■ **PROMPT**: Copy out the listing that follows exactly, dropping every picture.
··· SUPPLIED RECORDS ···
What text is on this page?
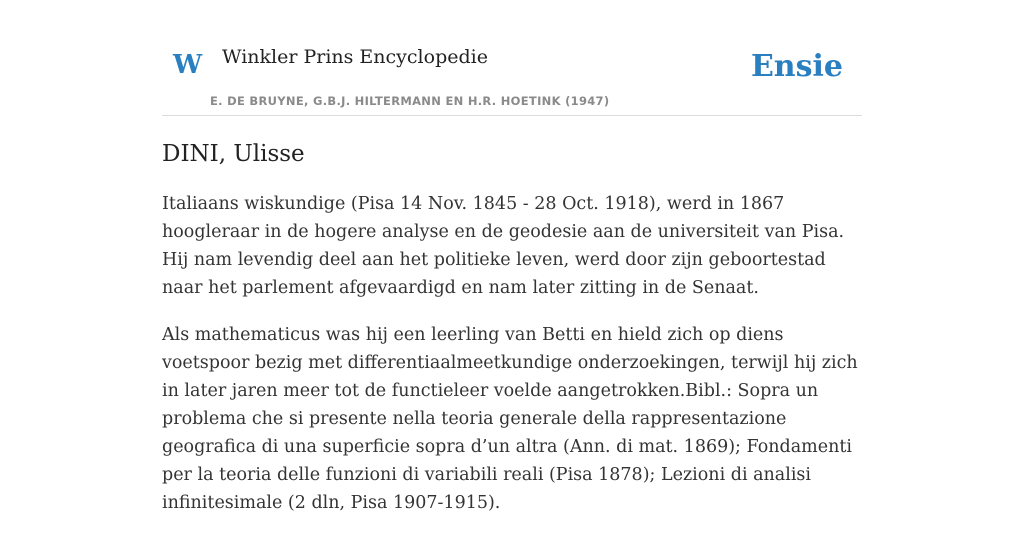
W Winkler Prins Encyclopedie
E. DE BRUYNE, G.B.J. HILTERMANN EN H.R. HOETINK (1947)
Ensie
DINI, Ulisse

Italiaans wiskundige (Pisa 14 Nov. 1845 - 28 Oct. 1918), werd in 1867 hoogleraar in de hogere analyse en de geodesie aan de universiteit van Pisa. Hij nam levendig deel aan het politieke leven, werd door zijn geboortestad naar het parlement afgevaardigd en nam later zitting in de Senaat.

Als mathematicus was hij een leerling van Betti en hield zich op diens voetspoor bezig met differentiaalmeetkundige onderzoekingen, terwijl hij zich in later jaren meer tot de functieleer voelde aangetrokken.Bibl.: Sopra un problema che si presente nella teoria generale della rappresentazione geografica di una superficie sopra d’un altra (Ann. di mat. 1869); Fondamenti per la teoria delle funzioni di variabili reali (Pisa 1878); Lezioni di analisi infinitesimale (2 dln, Pisa 1907-1915).
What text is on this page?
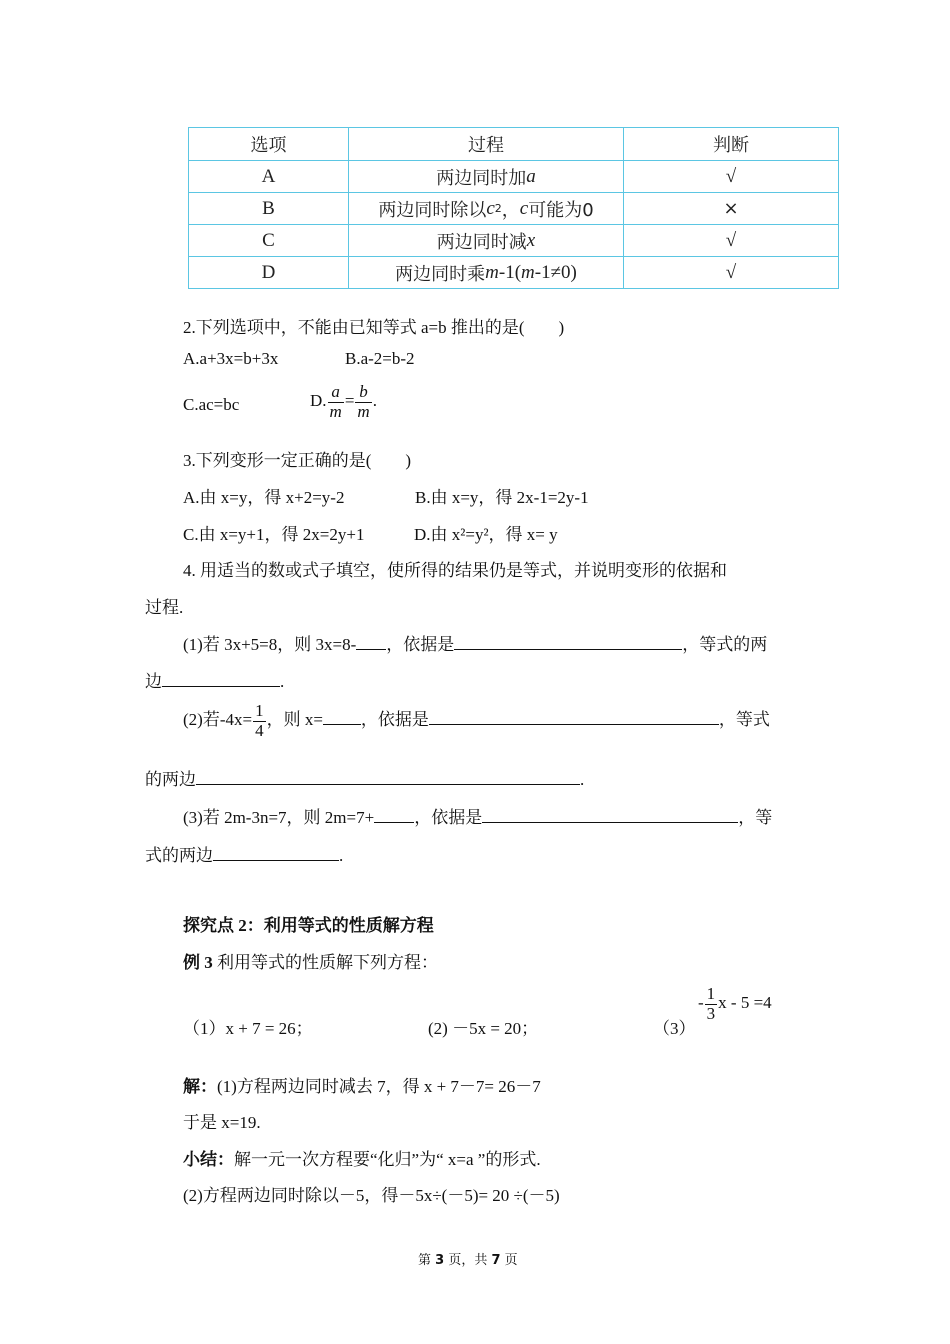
选项	过程	判断
A	两边同时加 a	√
B	两边同时除以 c 2 ， c 可能为0	×
C	两边同时减 x	√
D	两边同时乘 m -1( m -1≠0)	√
2.下列选项中，不能由已知等式 a=b 推出的是(　　)
A.a+3x=b+3x	B.a-2=b-2
C.ac=bc	D. $\frac{a}{m} = \frac{b}{m}$ .
3.下列变形一定正确的是(　　)
A.由 x=y，得 x+2=y-2	B.由 x=y，得 2x-1=2y-1
C.由 x=y+1，得 2x=2y+1	D.由 x²=y²，得 x= y
4. 用适当的数或式子填空，使所得的结果仍是等式，并说明变形的依据和
过程.
(1)若 3x+5=8，则 3x=8- ，依据是	，等式的两
边	.
(2)若$-4x= \frac{1}{4}$ ，则 x= ，依据是	，等式
的两边	.
(3)若 2m-3n=7，则 2m=7+ ，依据是	，等
式的两边	.
探究点 2：利用等式的性质解方程
例 3 利用等式的性质解下列方程：
（1）x + 7 = 26；	(2) －5x = 20；	（3）
- $\frac{1}{3}$ x - 5 =4
解：(1)方程两边同时减去 7，得 x + 7－7= 26－7
于是 x=19.
小结：解一元一次方程要“化归”为“ x=a ”的形式.
(2)方程两边同时除以－5，得－5x÷(－5)= 20 ÷(－5)
第 3 页，共 7 页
···
■ **WRITTEN ANSWER**:
What text is on this page?
W Winkler Prins Encyclopedie
E. DE BRUYNE, G.B.J. HILTERMANN EN H.R. HOETINK (1947)
Ensie
DINI, Ulisse

Italiaans wiskundige (Pisa 14 Nov. 1845 - 28 Oct. 1918), werd in 1867 hoogleraar in de hogere analyse en de geodesie aan de universiteit van Pisa. Hij nam levendig deel aan het politieke leven, werd door zijn geboortestad naar het parlement afgevaardigd en nam later zitting in de Senaat.

Als mathematicus was hij een leerling van Betti en hield zich op diens voetspoor bezig met differentiaalmeetkundige onderzoekingen, terwijl hij zich in later jaren meer tot de functieleer voelde aangetrokken.Bibl.: Sopra un problema che si presente nella teoria generale della rappresentazione geografica di una superficie sopra d’un altra (Ann. di mat. 1869); Fondamenti per la teoria delle funzioni di variabili reali (Pisa 1878); Lezioni di analisi infinitesimale (2 dln, Pisa 1907-1915).
What text is on this page?
选项	过程	判断
A	两边同时加 a	√
B	两边同时除以 c 2 ， c 可能为0	×
C	两边同时减 x	√
D	两边同时乘 m -1( m -1≠0)	√
2.下列选项中，不能由已知等式 a=b 推出的是(　　)
A.a+3x=b+3x	B.a-2=b-2
C.ac=bc	D. $\frac{a}{m} = \frac{b}{m}$ .
3.下列变形一定正确的是(　　)
A.由 x=y，得 x+2=y-2	B.由 x=y，得 2x-1=2y-1
C.由 x=y+1，得 2x=2y+1	D.由 x²=y²，得 x= y
4. 用适当的数或式子填空，使所得的结果仍是等式，并说明变形的依据和
过程.
(1)若 3x+5=8，则 3x=8- ，依据是	，等式的两
边	.
(2)若$-4x= \frac{1}{4}$ ，则 x= ，依据是	，等式
的两边	.
(3)若 2m-3n=7，则 2m=7+ ，依据是	，等
式的两边	.
探究点 2：利用等式的性质解方程
例 3 利用等式的性质解下列方程：
（1）x + 7 = 26；	(2) －5x = 20；	（3）
- $\frac{1}{3}$ x - 5 =4
解：(1)方程两边同时减去 7，得 x + 7－7= 26－7
于是 x=19.
小结：解一元一次方程要“化归”为“ x=a ”的形式.
(2)方程两边同时除以－5，得－5x÷(－5)= 20 ÷(－5)
第 3 页，共 7 页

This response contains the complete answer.